## Data records
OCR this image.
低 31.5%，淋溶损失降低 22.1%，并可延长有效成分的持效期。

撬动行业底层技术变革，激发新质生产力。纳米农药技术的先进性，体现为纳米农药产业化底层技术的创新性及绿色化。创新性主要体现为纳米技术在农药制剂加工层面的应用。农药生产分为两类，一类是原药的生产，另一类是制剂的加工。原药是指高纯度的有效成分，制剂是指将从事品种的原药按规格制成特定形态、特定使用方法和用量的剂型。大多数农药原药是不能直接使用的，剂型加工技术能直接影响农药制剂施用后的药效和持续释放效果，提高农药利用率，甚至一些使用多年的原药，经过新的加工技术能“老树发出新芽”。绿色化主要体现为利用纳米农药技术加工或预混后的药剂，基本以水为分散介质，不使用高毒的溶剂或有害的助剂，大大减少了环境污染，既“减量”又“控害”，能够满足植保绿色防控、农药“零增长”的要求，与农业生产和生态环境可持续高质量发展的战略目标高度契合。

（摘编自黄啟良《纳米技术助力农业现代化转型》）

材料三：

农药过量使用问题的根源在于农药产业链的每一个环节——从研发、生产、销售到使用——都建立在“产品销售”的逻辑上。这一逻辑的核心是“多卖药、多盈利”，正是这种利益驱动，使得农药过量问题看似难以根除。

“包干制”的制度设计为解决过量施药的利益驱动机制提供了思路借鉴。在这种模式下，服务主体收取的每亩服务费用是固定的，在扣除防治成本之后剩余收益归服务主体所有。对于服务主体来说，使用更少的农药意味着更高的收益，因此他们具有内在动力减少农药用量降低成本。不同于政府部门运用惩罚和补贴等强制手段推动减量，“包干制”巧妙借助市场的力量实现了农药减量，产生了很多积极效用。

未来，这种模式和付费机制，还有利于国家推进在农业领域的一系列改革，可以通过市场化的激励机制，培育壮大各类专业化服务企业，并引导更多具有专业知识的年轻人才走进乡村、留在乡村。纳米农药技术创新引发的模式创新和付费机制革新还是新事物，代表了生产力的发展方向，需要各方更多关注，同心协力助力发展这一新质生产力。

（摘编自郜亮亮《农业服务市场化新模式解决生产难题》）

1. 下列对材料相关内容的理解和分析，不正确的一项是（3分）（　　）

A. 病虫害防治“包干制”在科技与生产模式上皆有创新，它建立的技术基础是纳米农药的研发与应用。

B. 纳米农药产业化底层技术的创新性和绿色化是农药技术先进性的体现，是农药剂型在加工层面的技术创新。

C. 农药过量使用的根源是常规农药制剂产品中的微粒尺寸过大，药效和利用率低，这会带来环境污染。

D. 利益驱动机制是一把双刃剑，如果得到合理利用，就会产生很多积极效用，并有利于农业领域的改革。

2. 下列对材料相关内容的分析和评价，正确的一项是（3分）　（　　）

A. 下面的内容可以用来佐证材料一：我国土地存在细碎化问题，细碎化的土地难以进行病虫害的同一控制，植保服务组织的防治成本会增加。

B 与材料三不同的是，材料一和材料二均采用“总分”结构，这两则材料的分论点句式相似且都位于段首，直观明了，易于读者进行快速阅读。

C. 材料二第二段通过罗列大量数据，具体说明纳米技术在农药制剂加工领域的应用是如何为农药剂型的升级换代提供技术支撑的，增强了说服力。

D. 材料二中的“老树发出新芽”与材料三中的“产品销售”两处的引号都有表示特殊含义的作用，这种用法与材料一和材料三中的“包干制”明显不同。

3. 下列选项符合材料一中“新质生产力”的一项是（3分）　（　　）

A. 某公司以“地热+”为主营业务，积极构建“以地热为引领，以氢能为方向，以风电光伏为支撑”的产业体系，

## Your goal
Gather all lines where the word "产品销售" appears.

## Solution for this exercise
农药过量使用问题的根源在于农药产业链的每一个环节——从研发、生产、销售到使用——都建立在“产品销售”的逻辑上。这一逻辑的核心是“多卖药、多盈利”，正是这种利益驱动，使得农药过量问题看似难以根除。
D. 材料二中的“老树发出新芽”与材料三中的“产品销售”两处的引号都有表示特殊含义的作用，这种用法与材料一和材料三中的“包干制”明显不同。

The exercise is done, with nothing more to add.